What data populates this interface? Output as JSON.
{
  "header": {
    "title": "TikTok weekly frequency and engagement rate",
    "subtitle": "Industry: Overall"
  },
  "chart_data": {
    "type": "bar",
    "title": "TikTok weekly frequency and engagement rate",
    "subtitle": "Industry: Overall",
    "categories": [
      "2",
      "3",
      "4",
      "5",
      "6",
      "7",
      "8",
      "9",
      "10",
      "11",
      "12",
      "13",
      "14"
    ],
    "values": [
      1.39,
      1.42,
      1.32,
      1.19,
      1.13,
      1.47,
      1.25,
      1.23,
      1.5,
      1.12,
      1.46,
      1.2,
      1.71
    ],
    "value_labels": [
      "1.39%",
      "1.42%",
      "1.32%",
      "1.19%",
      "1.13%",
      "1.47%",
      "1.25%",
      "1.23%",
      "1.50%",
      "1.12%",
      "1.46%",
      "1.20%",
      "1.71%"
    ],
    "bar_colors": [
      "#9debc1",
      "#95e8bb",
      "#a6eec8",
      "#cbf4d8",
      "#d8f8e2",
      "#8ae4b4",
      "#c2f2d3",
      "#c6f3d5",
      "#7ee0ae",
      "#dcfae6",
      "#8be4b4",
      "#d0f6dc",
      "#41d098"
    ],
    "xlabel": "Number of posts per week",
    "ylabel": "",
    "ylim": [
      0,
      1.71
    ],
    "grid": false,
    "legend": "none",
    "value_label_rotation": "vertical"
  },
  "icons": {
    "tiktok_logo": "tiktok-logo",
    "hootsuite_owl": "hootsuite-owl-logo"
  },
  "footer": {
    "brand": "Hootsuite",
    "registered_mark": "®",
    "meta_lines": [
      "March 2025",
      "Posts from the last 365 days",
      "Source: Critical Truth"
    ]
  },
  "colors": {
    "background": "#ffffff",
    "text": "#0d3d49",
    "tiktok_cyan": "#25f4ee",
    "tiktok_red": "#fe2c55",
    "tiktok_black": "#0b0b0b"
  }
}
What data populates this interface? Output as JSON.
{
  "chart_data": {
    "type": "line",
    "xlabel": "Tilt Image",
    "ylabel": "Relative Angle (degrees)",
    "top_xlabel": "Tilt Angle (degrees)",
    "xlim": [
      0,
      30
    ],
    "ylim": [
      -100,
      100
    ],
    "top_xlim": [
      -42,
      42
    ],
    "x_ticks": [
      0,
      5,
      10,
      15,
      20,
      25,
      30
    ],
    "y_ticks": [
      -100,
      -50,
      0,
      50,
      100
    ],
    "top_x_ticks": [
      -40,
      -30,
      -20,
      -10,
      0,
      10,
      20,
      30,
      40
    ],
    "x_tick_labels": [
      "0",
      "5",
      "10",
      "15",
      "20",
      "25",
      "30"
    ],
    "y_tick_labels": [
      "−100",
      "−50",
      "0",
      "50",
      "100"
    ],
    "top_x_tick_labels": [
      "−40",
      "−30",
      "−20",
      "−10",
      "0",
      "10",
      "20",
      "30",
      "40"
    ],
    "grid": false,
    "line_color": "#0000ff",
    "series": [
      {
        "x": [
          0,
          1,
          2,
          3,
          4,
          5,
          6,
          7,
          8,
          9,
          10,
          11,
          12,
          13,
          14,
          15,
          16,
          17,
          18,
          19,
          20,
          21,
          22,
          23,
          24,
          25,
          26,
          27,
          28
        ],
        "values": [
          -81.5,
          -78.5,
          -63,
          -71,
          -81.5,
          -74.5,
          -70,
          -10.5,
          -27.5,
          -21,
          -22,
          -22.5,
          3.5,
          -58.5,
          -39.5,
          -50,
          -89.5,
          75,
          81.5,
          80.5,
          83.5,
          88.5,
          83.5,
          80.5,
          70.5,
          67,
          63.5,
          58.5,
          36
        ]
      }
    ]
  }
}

════

■ TASK DETAILS ■
Exactly as written above, please repeat the entries.

■ RESPONSE TO THE TASK ■
What data populates this interface? Output as JSON.
{
  "header": {
    "title": "TikTok weekly frequency and engagement rate",
    "subtitle": "Industry: Overall"
  },
  "chart_data": {
    "type": "bar",
    "title": "TikTok weekly frequency and engagement rate",
    "subtitle": "Industry: Overall",
    "categories": [
      "2",
      "3",
      "4",
      "5",
      "6",
      "7",
      "8",
      "9",
      "10",
      "11",
      "12",
      "13",
      "14"
    ],
    "values": [
      1.39,
      1.42,
      1.32,
      1.19,
      1.13,
      1.47,
      1.25,
      1.23,
      1.5,
      1.12,
      1.46,
      1.2,
      1.71
    ],
    "value_labels": [
      "1.39%",
      "1.42%",
      "1.32%",
      "1.19%",
      "1.13%",
      "1.47%",
      "1.25%",
      "1.23%",
      "1.50%",
      "1.12%",
      "1.46%",
      "1.20%",
      "1.71%"
    ],
    "bar_colors": [
      "#9debc1",
      "#95e8bb",
      "#a6eec8",
      "#cbf4d8",
      "#d8f8e2",
      "#8ae4b4",
      "#c2f2d3",
      "#c6f3d5",
      "#7ee0ae",
      "#dcfae6",
      "#8be4b4",
      "#d0f6dc",
      "#41d098"
    ],
    "xlabel": "Number of posts per week",
    "ylabel": "",
    "ylim": [
      0,
      1.71
    ],
    "grid": false,
    "legend": "none",
    "value_label_rotation": "vertical"
  },
  "icons": {
    "tiktok_logo": "tiktok-logo",
    "hootsuite_owl": "hootsuite-owl-logo"
  },
  "footer": {
    "brand": "Hootsuite",
    "registered_mark": "®",
    "meta_lines": [
      "March 2025",
      "Posts from the last 365 days",
      "Source: Critical Truth"
    ]
  },
  "colors": {
    "background": "#ffffff",
    "text": "#0d3d49",
    "tiktok_cyan": "#25f4ee",
    "tiktok_red": "#fe2c55",
    "tiktok_black": "#0b0b0b"
  }
}
What data populates this interface? Output as JSON.
{
  "chart_data": {
    "type": "line",
    "xlabel": "Tilt Image",
    "ylabel": "Relative Angle (degrees)",
    "top_xlabel": "Tilt Angle (degrees)",
    "xlim": [
      0,
      30
    ],
    "ylim": [
      -100,
      100
    ],
    "top_xlim": [
      -42,
      42
    ],
    "x_ticks": [
      0,
      5,
      10,
      15,
      20,
      25,
      30
    ],
    "y_ticks": [
      -100,
      -50,
      0,
      50,
      100
    ],
    "top_x_ticks": [
      -40,
      -30,
      -20,
      -10,
      0,
      10,
      20,
      30,
      40
    ],
    "x_tick_labels": [
      "0",
      "5",
      "10",
      "15",
      "20",
      "25",
      "30"
    ],
    "y_tick_labels": [
      "−100",
      "−50",
      "0",
      "50",
      "100"
    ],
    "top_x_tick_labels": [
      "−40",
      "−30",
      "−20",
      "−10",
      "0",
      "10",
      "20",
      "30",
      "40"
    ],
    "grid": false,
    "line_color": "#0000ff",
    "series": [
      {
        "x": [
          0,
          1,
          2,
          3,
          4,
          5,
          6,
          7,
          8,
          9,
          10,
          11,
          12,
          13,
          14,
          15,
          16,
          17,
          18,
          19,
          20,
          21,
          22,
          23,
          24,
          25,
          26,
          27,
          28
        ],
        "values": [
          -81.5,
          -78.5,
          -63,
          -71,
          -81.5,
          -74.5,
          -70,
          -10.5,
          -27.5,
          -21,
          -22,
          -22.5,
          3.5,
          -58.5,
          -39.5,
          -50,
          -89.5,
          75,
          81.5,
          80.5,
          83.5,
          88.5,
          83.5,
          80.5,
          70.5,
          67,
          63.5,
          58.5,
          36
        ]
      }
    ]
  }
}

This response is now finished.